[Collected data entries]

##############################

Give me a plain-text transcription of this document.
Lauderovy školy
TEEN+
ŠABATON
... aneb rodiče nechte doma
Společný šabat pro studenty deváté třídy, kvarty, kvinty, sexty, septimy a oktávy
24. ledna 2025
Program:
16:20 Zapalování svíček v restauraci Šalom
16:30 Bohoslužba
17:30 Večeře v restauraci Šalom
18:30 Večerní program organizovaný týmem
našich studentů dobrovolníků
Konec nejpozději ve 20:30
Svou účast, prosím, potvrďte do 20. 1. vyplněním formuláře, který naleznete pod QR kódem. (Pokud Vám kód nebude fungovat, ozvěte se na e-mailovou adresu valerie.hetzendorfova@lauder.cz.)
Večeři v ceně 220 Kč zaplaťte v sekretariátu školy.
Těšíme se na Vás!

##############################

Task | Write out the records shown above, exactly as they appear.

Answer in full |
Give me a plain-text transcription of this document.
Lauderovy školy
TEEN+
ŠABATON
... aneb rodiče nechte doma
Společný šabat pro studenty deváté třídy, kvarty, kvinty, sexty, septimy a oktávy
24. ledna 2025
Program:
16:20 Zapalování svíček v restauraci Šalom
16:30 Bohoslužba
17:30 Večeře v restauraci Šalom
18:30 Večerní program organizovaný týmem
našich studentů dobrovolníků
Konec nejpozději ve 20:30
Svou účast, prosím, potvrďte do 20. 1. vyplněním formuláře, který naleznete pod QR kódem. (Pokud Vám kód nebude fungovat, ozvěte se na e-mailovou adresu valerie.hetzendorfova@lauder.cz.)
Večeři v ceně 220 Kč zaplaťte v sekretariátu školy.
Těšíme se na Vás!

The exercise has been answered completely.